* **Provided material**:
---*---

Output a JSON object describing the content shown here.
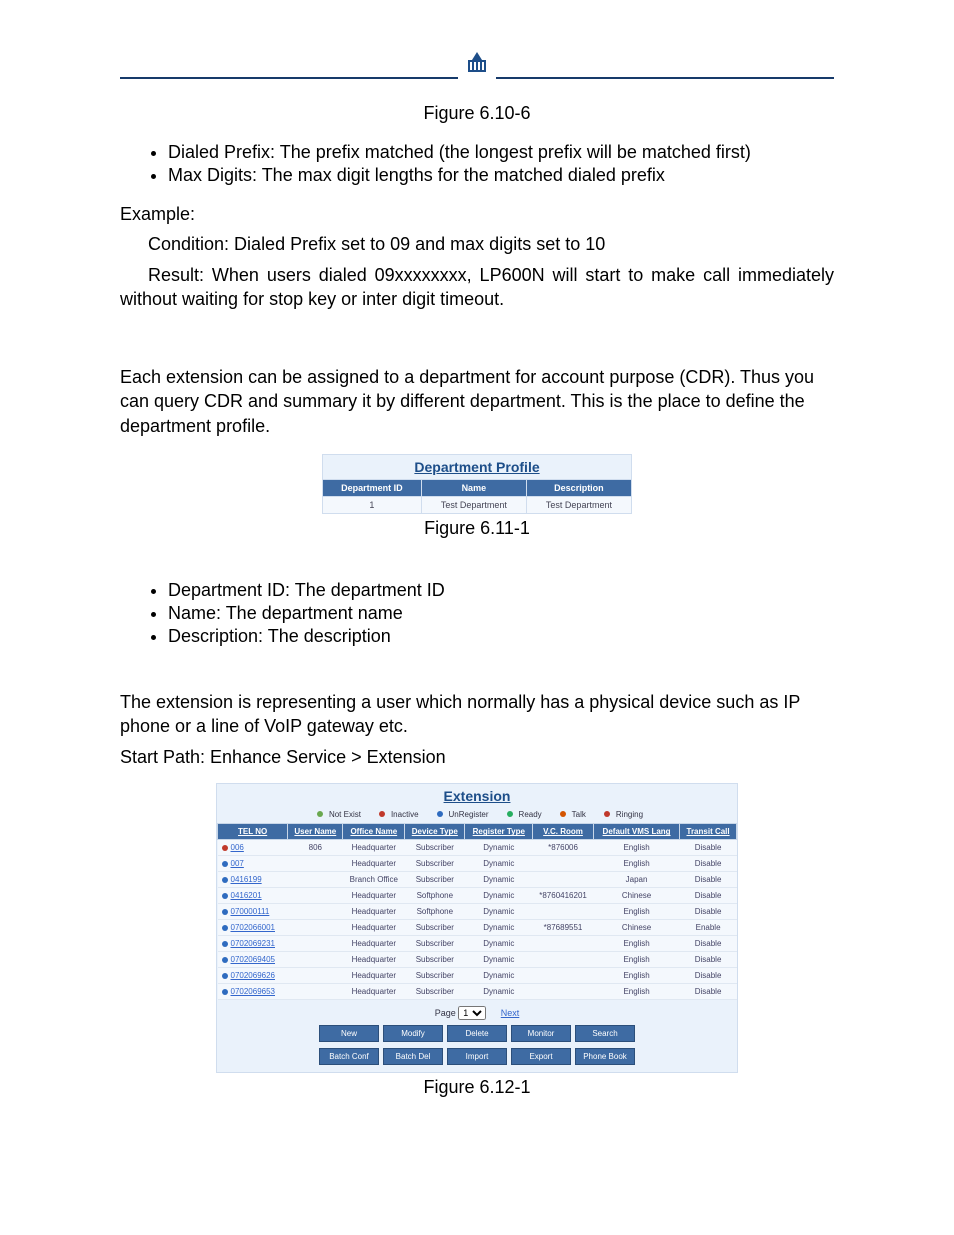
{
  "figures": {
    "f1": "Figure 6.10-6",
    "f2": "Figure 6.11-1",
    "f3": "Figure 6.12-1"
  },
  "bullets1": [
    "Dialed Prefix: The prefix matched (the longest prefix will be matched first)",
    "Max Digits: The max digit lengths for the matched dialed prefix"
  ],
  "example": {
    "label": "Example:",
    "cond": "Condition: Dialed Prefix set to 09 and max digits set to 10",
    "result": "Result: When users dialed 09xxxxxxxx, LP600N will start to make call immediately without waiting for stop key or inter digit timeout."
  },
  "para_dept": "Each extension can be assigned to a department for account purpose (CDR). Thus you can query CDR and summary it by different department. This is the place to define the department profile.",
  "dept_table": {
    "title": "Department Profile",
    "headers": [
      "Department ID",
      "Name",
      "Description"
    ],
    "row": [
      "1",
      "Test Department",
      "Test Department"
    ]
  },
  "bullets2": [
    "Department ID: The department ID",
    "Name: The department name",
    "Description: The description"
  ],
  "para_ext": "The extension is representing a user which normally has a physical device such as IP phone or a line of VoIP gateway etc.",
  "start_path": "Start Path: Enhance Service > Extension",
  "ext": {
    "title": "Extension",
    "legend": [
      {
        "label": "Not Exist",
        "color": "#6aa84f"
      },
      {
        "label": "Inactive",
        "color": "#c0392b"
      },
      {
        "label": "UnRegister",
        "color": "#2e6bbf"
      },
      {
        "label": "Ready",
        "color": "#27ae60"
      },
      {
        "label": "Talk",
        "color": "#d35400"
      },
      {
        "label": "Ringing",
        "color": "#c0392b"
      }
    ],
    "headers": [
      "TEL NO",
      "User Name",
      "Office Name",
      "Device Type",
      "Register Type",
      "V.C. Room",
      "Default VMS Lang",
      "Transit Call"
    ],
    "rows": [
      {
        "st": "#c0392b",
        "tel": "006",
        "user": "806",
        "office": "Headquarter",
        "dev": "Subscriber",
        "reg": "Dynamic",
        "vc": "*876006",
        "lang": "English",
        "tc": "Disable"
      },
      {
        "st": "#2e6bbf",
        "tel": "007",
        "user": "",
        "office": "Headquarter",
        "dev": "Subscriber",
        "reg": "Dynamic",
        "vc": "",
        "lang": "English",
        "tc": "Disable"
      },
      {
        "st": "#2e6bbf",
        "tel": "0416199",
        "user": "",
        "office": "Branch Office",
        "dev": "Subscriber",
        "reg": "Dynamic",
        "vc": "",
        "lang": "Japan",
        "tc": "Disable"
      },
      {
        "st": "#2e6bbf",
        "tel": "0416201",
        "user": "",
        "office": "Headquarter",
        "dev": "Softphone",
        "reg": "Dynamic",
        "vc": "*8760416201",
        "lang": "Chinese",
        "tc": "Disable"
      },
      {
        "st": "#2e6bbf",
        "tel": "070000111",
        "user": "",
        "office": "Headquarter",
        "dev": "Softphone",
        "reg": "Dynamic",
        "vc": "",
        "lang": "English",
        "tc": "Disable"
      },
      {
        "st": "#2e6bbf",
        "tel": "0702066001",
        "user": "",
        "office": "Headquarter",
        "dev": "Subscriber",
        "reg": "Dynamic",
        "vc": "*87689551",
        "lang": "Chinese",
        "tc": "Enable"
      },
      {
        "st": "#2e6bbf",
        "tel": "0702069231",
        "user": "",
        "office": "Headquarter",
        "dev": "Subscriber",
        "reg": "Dynamic",
        "vc": "",
        "lang": "English",
        "tc": "Disable"
      },
      {
        "st": "#2e6bbf",
        "tel": "0702069405",
        "user": "",
        "office": "Headquarter",
        "dev": "Subscriber",
        "reg": "Dynamic",
        "vc": "",
        "lang": "English",
        "tc": "Disable"
      },
      {
        "st": "#2e6bbf",
        "tel": "0702069626",
        "user": "",
        "office": "Headquarter",
        "dev": "Subscriber",
        "reg": "Dynamic",
        "vc": "",
        "lang": "English",
        "tc": "Disable"
      },
      {
        "st": "#2e6bbf",
        "tel": "0702069653",
        "user": "",
        "office": "Headquarter",
        "dev": "Subscriber",
        "reg": "Dynamic",
        "vc": "",
        "lang": "English",
        "tc": "Disable"
      }
    ],
    "pager": {
      "label": "Page",
      "value": "1",
      "next": "Next"
    },
    "buttons_row1": [
      "New",
      "Modify",
      "Delete",
      "Monitor",
      "Search"
    ],
    "buttons_row2": [
      "Batch Conf",
      "Batch Del",
      "Import",
      "Export",
      "Phone Book"
    ]
  }
}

---*---

* **Exercise**: Identify the lines of the entries containing the string "label". Copy each such line.

* **Result for this exercise**:
    "label": "Example:",
        "label": "Not Exist",
        "label": "Inactive",
        "label": "UnRegister",
        "label": "Ready",
        "label": "Talk",
        "label": "Ringing",
      "label": "Page",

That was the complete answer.